● 文档节选
肝细胞生长因子下调Smurf2拮抗肾小管上皮细胞-间充质细胞转分化

目的 通过观察肝细胞生长因子( HGF)对正常大鼠肾上皮细胞(NRK-52E)转化生长因子β1( TGF-β1)诱导的Smad泛素化调节因子2(Smurf2)表达的影响,探讨HGF拮抗肾小管上皮细胞-间充质细胞转分化(EMT)的分子机制.方法 以NRK-52E细胞为研究对象,给予TGF-β1(5μg/L)处理0～24 h；或部分细胞经HGF(20 μg/L)预处理30 min后,再予TGF-β1(5μg/L)处理1h或48 h；另外部分细胞予以Smurf2质粒表达载体或Smurf2 siRNA 转染24 h后,再予HGF处理24 h.应用Western印迹及间接免疫荧光染色方法检测Smurf2、SnoN、E钙黏蛋白(E-cadherin)、α平滑肌肌动蛋白(α-SMA)和纤连蛋白(FN)的表达.结果 与对照组相比,TGF-β1处理后迅速上调NRK-52E细胞中Smurf2蛋白表达(P＜0.01)；同时显著诱导FN和α-SMA蛋白表达,并下调E-cadherin表达.而予HGF预处理细胞后,可快速抑制TGF-β1诱导的Smurf2表达上调(P＜0.01)；并逆转TGF-β1介导的SnoN(P＜0.01)、E-cadherin(P＜0.05)、α-SMA(P＜0.01)和FN(P＜0.01)表达变化.此外,在NRK-52E细胞中过表达Smurf2蛋白可部分抑制HGF诱导的SnoN蛋白上调；而抑制Smurf2表达则可进一步促进HGF诱导的SnoN蛋白表达.结论 在肾小管上皮细胞中,HGF可能通过下调Smurf2表达抑制SnoN蛋白发生泛素-蛋白酶体依赖性降解,进而拮抗TGF-β1介导EMT形成.

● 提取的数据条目
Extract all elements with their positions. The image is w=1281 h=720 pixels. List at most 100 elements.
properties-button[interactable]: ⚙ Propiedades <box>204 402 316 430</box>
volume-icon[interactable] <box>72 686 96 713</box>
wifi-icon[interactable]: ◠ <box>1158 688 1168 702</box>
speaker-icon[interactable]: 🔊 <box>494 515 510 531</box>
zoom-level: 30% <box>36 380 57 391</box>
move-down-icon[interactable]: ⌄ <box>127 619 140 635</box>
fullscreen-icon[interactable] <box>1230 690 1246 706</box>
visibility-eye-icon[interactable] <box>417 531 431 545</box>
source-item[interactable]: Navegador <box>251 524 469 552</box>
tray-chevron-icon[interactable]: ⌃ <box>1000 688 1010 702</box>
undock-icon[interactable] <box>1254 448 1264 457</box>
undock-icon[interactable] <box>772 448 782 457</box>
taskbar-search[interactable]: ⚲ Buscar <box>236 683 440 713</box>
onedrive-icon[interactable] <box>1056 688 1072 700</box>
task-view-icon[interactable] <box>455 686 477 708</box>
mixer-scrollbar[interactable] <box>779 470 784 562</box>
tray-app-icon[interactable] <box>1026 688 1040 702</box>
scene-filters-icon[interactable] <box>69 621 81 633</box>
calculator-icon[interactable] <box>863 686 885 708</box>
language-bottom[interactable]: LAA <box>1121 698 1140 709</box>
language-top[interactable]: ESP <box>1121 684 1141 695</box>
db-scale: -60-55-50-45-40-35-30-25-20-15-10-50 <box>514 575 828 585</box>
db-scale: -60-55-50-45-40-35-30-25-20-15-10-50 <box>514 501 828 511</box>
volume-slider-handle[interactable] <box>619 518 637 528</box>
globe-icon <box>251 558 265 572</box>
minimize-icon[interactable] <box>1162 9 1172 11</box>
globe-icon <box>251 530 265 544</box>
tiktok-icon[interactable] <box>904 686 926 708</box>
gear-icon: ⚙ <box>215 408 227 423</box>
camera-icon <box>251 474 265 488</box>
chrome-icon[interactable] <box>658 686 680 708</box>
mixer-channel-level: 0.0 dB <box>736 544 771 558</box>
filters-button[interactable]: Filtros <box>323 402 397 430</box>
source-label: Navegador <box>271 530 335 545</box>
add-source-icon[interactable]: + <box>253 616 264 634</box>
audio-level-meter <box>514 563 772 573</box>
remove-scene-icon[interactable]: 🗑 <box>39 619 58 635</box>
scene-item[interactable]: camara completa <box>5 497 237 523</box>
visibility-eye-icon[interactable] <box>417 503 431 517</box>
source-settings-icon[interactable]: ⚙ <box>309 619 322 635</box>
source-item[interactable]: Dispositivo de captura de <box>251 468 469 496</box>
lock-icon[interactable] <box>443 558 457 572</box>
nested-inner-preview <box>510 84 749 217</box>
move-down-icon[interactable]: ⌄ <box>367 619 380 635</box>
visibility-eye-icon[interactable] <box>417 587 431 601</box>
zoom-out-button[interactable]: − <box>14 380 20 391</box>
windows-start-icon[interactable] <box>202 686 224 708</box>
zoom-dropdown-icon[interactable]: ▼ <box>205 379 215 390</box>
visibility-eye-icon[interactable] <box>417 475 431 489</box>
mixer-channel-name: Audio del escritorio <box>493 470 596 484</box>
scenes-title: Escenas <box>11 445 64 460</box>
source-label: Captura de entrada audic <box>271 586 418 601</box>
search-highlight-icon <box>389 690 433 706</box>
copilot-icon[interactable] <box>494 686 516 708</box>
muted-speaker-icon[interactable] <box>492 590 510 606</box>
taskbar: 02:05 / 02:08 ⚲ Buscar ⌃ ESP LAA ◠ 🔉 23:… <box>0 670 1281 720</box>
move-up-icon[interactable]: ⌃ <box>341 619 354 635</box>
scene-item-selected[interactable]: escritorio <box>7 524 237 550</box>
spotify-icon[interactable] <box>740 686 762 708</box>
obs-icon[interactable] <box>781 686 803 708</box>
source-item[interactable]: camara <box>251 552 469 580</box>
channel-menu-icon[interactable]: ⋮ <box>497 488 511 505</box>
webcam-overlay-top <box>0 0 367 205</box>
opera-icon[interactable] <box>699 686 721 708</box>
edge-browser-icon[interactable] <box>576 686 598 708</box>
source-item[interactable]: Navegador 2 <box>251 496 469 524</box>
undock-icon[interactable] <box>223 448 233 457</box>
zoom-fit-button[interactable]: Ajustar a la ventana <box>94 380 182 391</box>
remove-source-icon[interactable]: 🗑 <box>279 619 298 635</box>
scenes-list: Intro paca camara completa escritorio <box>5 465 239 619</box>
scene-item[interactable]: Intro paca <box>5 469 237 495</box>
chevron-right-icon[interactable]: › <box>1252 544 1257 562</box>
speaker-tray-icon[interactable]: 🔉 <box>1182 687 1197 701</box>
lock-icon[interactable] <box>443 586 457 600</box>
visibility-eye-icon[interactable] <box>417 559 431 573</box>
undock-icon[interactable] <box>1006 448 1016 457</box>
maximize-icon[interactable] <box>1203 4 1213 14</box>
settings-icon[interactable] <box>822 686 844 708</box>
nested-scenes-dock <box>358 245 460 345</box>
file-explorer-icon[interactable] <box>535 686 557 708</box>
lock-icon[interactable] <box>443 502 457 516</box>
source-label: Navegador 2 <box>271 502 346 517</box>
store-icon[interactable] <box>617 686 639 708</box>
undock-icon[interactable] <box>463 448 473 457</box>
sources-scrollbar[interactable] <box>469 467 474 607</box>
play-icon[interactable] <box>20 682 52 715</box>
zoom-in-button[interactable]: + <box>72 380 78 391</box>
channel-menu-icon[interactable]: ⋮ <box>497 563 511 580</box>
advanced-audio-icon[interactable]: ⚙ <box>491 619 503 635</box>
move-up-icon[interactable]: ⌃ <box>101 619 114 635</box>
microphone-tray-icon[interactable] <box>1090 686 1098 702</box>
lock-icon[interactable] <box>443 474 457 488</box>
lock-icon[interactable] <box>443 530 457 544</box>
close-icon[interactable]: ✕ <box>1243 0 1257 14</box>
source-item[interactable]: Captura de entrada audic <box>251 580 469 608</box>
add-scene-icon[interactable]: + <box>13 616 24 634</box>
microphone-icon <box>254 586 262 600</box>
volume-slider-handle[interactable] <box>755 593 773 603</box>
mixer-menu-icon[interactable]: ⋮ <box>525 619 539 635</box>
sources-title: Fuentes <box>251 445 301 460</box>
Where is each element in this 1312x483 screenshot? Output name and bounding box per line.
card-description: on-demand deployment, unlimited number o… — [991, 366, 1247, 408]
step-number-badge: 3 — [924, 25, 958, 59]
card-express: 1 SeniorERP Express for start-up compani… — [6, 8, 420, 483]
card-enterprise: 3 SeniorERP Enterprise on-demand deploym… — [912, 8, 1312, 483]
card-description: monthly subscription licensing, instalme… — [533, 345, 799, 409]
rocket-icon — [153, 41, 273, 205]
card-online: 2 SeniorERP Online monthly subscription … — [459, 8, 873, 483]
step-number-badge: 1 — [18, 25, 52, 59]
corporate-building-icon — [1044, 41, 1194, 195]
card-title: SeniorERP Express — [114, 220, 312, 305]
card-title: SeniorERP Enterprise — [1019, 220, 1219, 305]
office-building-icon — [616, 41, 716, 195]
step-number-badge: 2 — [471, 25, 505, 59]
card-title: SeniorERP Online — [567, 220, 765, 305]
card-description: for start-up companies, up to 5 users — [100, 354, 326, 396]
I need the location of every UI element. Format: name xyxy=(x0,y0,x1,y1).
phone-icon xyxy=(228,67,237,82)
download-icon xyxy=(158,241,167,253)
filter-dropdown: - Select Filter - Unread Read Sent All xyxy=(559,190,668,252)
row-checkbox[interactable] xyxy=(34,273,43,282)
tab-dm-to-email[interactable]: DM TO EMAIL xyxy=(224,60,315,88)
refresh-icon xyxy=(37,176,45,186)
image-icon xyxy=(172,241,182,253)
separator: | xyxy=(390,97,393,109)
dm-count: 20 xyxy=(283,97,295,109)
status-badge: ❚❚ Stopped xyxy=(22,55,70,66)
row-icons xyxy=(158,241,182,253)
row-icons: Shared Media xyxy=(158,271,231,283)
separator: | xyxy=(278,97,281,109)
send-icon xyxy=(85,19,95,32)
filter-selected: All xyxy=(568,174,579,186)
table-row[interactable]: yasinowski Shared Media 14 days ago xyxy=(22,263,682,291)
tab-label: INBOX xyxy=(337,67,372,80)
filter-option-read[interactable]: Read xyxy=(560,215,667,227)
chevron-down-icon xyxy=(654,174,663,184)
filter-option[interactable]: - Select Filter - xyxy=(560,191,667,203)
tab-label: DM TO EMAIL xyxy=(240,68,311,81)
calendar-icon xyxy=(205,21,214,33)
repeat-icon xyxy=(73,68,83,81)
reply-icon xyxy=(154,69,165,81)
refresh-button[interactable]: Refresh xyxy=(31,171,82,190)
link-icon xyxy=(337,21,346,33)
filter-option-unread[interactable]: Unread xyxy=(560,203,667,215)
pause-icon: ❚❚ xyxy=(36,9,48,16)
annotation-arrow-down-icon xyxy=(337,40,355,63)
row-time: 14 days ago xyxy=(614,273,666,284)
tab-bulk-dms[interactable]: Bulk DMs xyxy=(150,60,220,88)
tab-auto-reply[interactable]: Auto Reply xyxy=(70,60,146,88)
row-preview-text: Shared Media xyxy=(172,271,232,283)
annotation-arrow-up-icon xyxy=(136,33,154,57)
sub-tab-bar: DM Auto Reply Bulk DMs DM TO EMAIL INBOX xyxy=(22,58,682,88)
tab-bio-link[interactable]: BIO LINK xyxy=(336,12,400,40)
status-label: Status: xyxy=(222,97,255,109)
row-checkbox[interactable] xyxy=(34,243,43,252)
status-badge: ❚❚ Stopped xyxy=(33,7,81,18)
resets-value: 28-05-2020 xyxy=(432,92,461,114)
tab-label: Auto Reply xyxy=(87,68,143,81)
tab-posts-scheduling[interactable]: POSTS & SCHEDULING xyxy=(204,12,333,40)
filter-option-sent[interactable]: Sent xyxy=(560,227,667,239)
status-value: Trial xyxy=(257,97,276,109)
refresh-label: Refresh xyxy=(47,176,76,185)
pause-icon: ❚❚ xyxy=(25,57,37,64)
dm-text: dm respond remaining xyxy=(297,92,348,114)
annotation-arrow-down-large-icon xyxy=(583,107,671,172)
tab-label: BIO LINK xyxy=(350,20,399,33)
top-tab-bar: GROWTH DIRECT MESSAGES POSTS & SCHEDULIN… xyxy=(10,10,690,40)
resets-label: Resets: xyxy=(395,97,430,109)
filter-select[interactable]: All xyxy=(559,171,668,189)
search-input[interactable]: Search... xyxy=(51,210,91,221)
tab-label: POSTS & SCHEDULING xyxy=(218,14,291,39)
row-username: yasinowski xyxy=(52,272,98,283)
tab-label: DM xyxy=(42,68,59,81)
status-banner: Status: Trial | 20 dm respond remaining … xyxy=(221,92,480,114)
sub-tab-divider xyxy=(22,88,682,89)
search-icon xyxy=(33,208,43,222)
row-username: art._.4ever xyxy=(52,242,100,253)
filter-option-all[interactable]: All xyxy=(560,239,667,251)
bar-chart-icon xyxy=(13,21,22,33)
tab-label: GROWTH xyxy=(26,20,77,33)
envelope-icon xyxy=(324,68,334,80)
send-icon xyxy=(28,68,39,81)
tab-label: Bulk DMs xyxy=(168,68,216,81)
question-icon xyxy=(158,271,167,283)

● 练习目的
在关于肝细胞生长因子的文本中,对NRK-52E细胞进行HGF预处理时,所用的浓度和时长是多少? 请只依据关于肝细胞生长因子的文本作答。

● 你的解答
浓度为20 μg/L,预处理30 min。